** start of EXCERPTED TEXT **
News Releases

Huntsman Releases Third Quarter 2011 Results

Earns Highest Adjusted EBITDA in History(a)

Third Quarter 2011 Highlights

  • Revenues improved 24% compared to the prior year period.
  • Adjusted EBITDA improved 26% to $345 million compared to the prior year period.
  • Adjusted diluted income per share improved 32% to $0.45 compared to the prior year period.
  • A higher than normal adjusted effective tax rate of 38% had a negative impact of approximately $0.08 per diluted share.
  • Negative foreign currency impact on earnings in our Advanced Materials and Textile Effects businesses of approximately $17 million compared to the prior year primarily due to the strong Swiss franc.
  • We announced restructuring plans within our Advanced Materials and Textile Effects businesses. We recorded $155 million of restructuring charges during the third quarter of 2011 consisting of $102 million of cash charges and $53 million of non-cash impairment of assets.  We expect additional future cash charges of approximately $35 million.  We expect future annual benefits of approximately $90 million.

(a) Excluding the Base Chemicals and Polymers businesses divested in 2006 and 2007

The Woodlands, TX – Huntsman Corporation (NYSE: HUN) today reported third quarter 2011 results with revenues of $2,976 million and Adjusted EBITDA of $345 million. 

Peter R. Huntsman, our President and CEO, commented:

“Our third quarter was the strongest in our company’s history.  Our revenues, adjusted EBITDA and adjusted net income are all stronger than a year ago as we appear to be heading towards a record year. 

This past quarter we announced large restructuring plans to mitigate the impact of the strong Swiss Franc and to address the challenging business conditions of the global textile industry.  We expect to record cash restructuring charges of approximately $135 million and expect annual benefits of approximately $90 million between our Textile Effects business and our Swiss based Advanced Materials divisions.  We expect to see the impact of these changes beginning in the first quarter of 2012.

As satisfied as we feel about our strong quarter, we are still mindful of the sluggish global business conditions.  As the economy gradually improves in the coming year, we fully expect stronger earnings from our business as many of our larger product lines are still quite some distance from their peak earnings potential.  In short, I am quite pleased with our third quarter results, but expect stronger performance as the global economy returns to more stable growth.”

Segment Analysis for 3Q11 Compared to 3Q10

Polyurethanes

The increase in revenues in our Polyurethanes division for the three months ended September 30, 2011 compared to the same period in 2010 was due to higher average selling prices and higher MDI sales volumes.  Average MDI selling prices increased primarily in response to higher raw material costs, improved demand and the strength of European currencies against the U.S. dollar.  Average PO/MTBE selling prices increased primarily in response to higher raw material costs.  MDI sales volumes increased primarily due to improved demand in the insulation, furniture and automotive sectors but were offset by lower PO/MTBE sales volumes.  The increase in Adjusted EBITDA was due to higher contribution margins partially offset by higher manufacturing and selling, general and administrative costs.
** end of EXCERPTED TEXT **
** start of DATA LISTING **
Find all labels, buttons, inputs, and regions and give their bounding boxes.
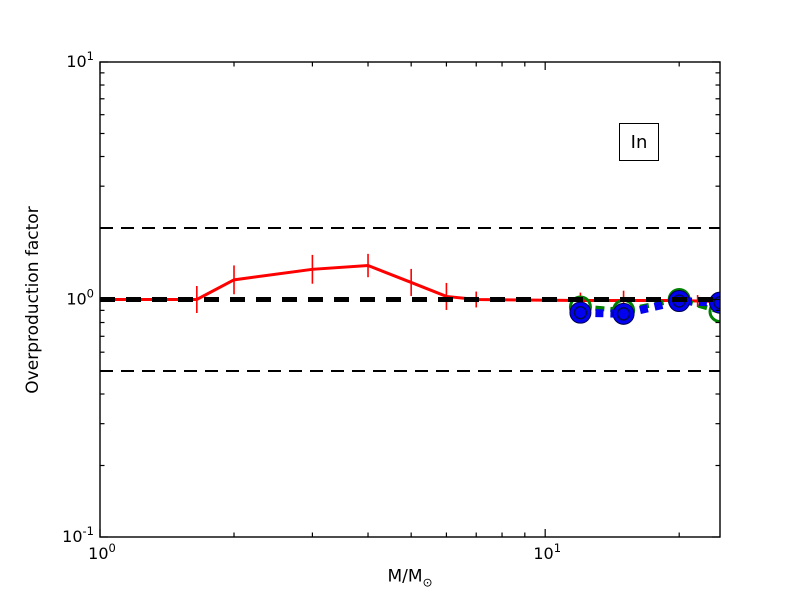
isotope-annotation-box: In — [619, 123, 659, 161]
isotope-label: In — [630, 131, 648, 153]
red-solid-line-with-errorbars-errorbars — [196, 253, 720, 314]
y-tick-label: 10-1 — [62, 524, 94, 546]
blue-dotted-line-filled-circles-marker — [612, 302, 635, 325]
x-tick-label: 100 — [88, 541, 116, 563]
plot-frame — [99, 61, 721, 538]
blue-dotted-line-filled-circles-marker-inner-ring — [573, 305, 588, 320]
solar-mass-icon: ⊙ — [422, 575, 433, 590]
y-axis-label: Overproduction factor — [23, 206, 43, 394]
x-axis-label-main: M/M — [387, 566, 423, 587]
blue-dotted-line-filled-circles-marker-inner-ring — [616, 307, 631, 321]
red-solid-line-with-errorbars-line — [100, 264, 720, 304]
y-tick-label: 101 — [66, 49, 94, 71]
blue-dotted-line-filled-circles-marker-inner-ring — [713, 295, 720, 310]
x-axis-label: M/M⊙ — [387, 567, 432, 590]
blue-dotted-line-filled-circles-marker — [569, 301, 592, 324]
green-dashed-line-open-circles-marker — [708, 300, 720, 324]
plot-data-region — [100, 227, 720, 372]
y-tick-label: 100 — [66, 287, 94, 309]
x-tick-label: 101 — [533, 541, 561, 563]
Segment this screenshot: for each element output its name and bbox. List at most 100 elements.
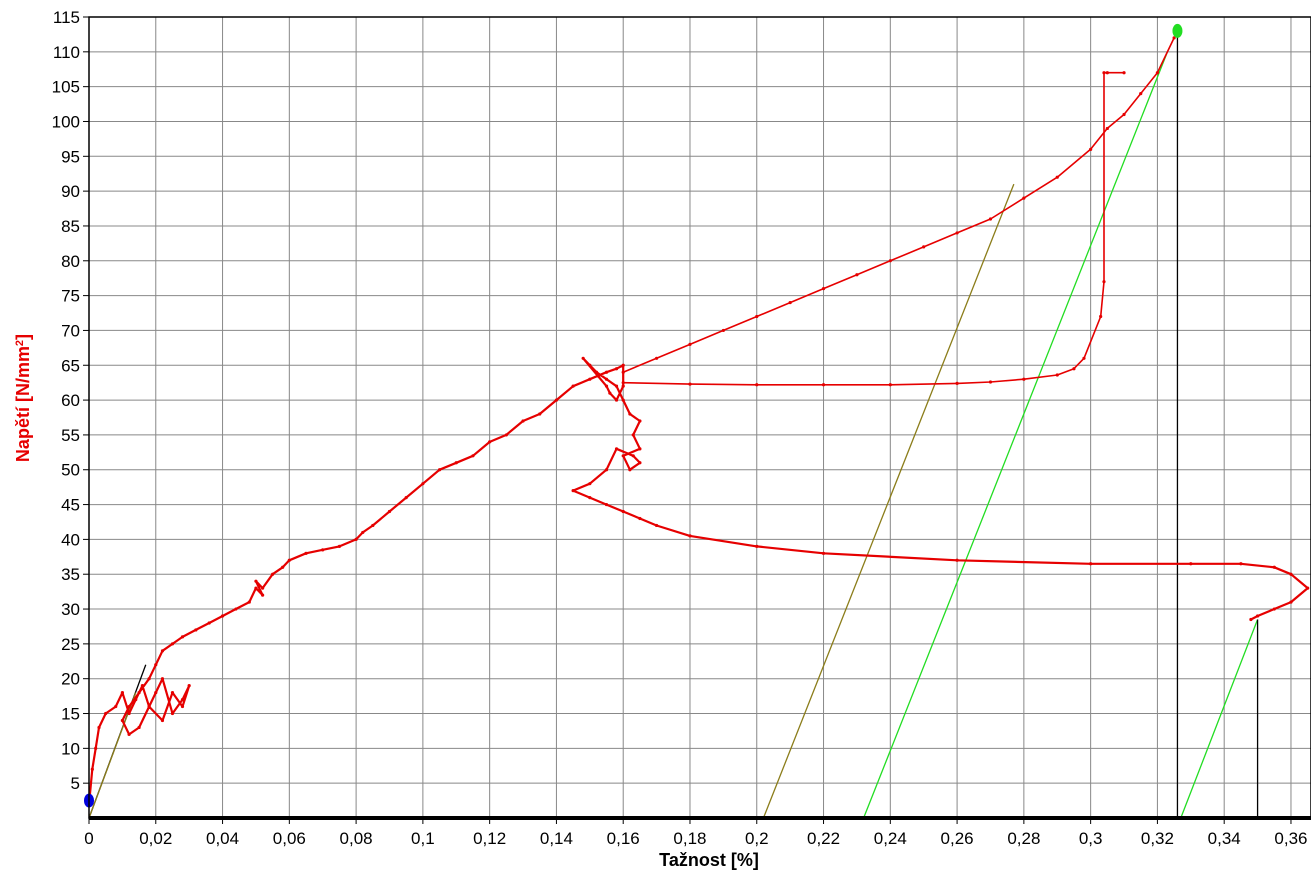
** end of DATA LISTING **
WHAT IS ASKED:
A) Answer these questions from the Huntsman third quarter 2011 release:
(i) What was the company's Adjusted EBITDA for the third quarter of 2011?
(ii) Which currency's strength does the release blame for the negative foreign currency impact in the Advanced Materials and Textile Effects businesses?
(iii) In which sectors did improved demand raise MDI sales volumes?
B) Continue the Huntsman third quarter 2011 release, starting after its final sentence.
These lines have no connection to the Huntsman release.

ANSWERS GIVEN:
A)
(i) $345 million
(ii) The Swiss franc
(iii) The insulation, furniture and automotive sectors

B)
Performance Products

The increase in revenues in our Performance Products division for the three months ended September 30, 2011 compared to the same period in 2010 was primarily due to higher average selling prices.  Average selling prices increased across almost all product groups primarily in response to higher raw material costs and the strength of major European currencies against the U.S. dollar.  Sales volumes were essentially unchanged as the positive impact from the consolidation of our Sasol-Huntsman maleic anhydride joint venture during the second quarter 2011 was offset by lower sales volumes of amines and surfactants.  The decrease in Adjusted EBITDA was primarily due to a planned maintenance outage at our Port Neches, TX facility which had an approximate $8 million negative impact.

Advanced Materials

The increase in revenues in our Advanced Materials division for the three months ended September 30, 2011 compared to the same period in 2010 was primarily due to higher average selling prices partially offset by lower sales volumes.  Average selling prices increased primarily in response to higher raw material costs and the strength of major European currencies against the U.S. dollar.  Sales volumes decreased in our base resins business partially offset by a modest increase in combined sales volumes in our core formulation systems and specialty components businesses.  The decrease in Adjusted EBITDA was primarily due to lower contribution margins and approximately $7 million of negative foreign currency impact primarily due to the stronger Swiss franc on our manufacturing and selling, general and administrative costs.

Textile Effects

The decrease in revenues in our Textile Effects division for the three months ended September 30, 2011 compared to the same period in 2010 was primarily due to lower sales volumes partially offset by higher average selling prices.  Sales volumes decreased due to lower demand.  Average selling prices increased primarily due to the strength of major currencies against the U.S. dollar.  The decrease in Adjusted EBITDA was primarily due to lower sales volumes and approximately $10 million of negative foreign currency impact primarily due to the stronger Swiss franc on our manufacturing and selling, general and administrative costs.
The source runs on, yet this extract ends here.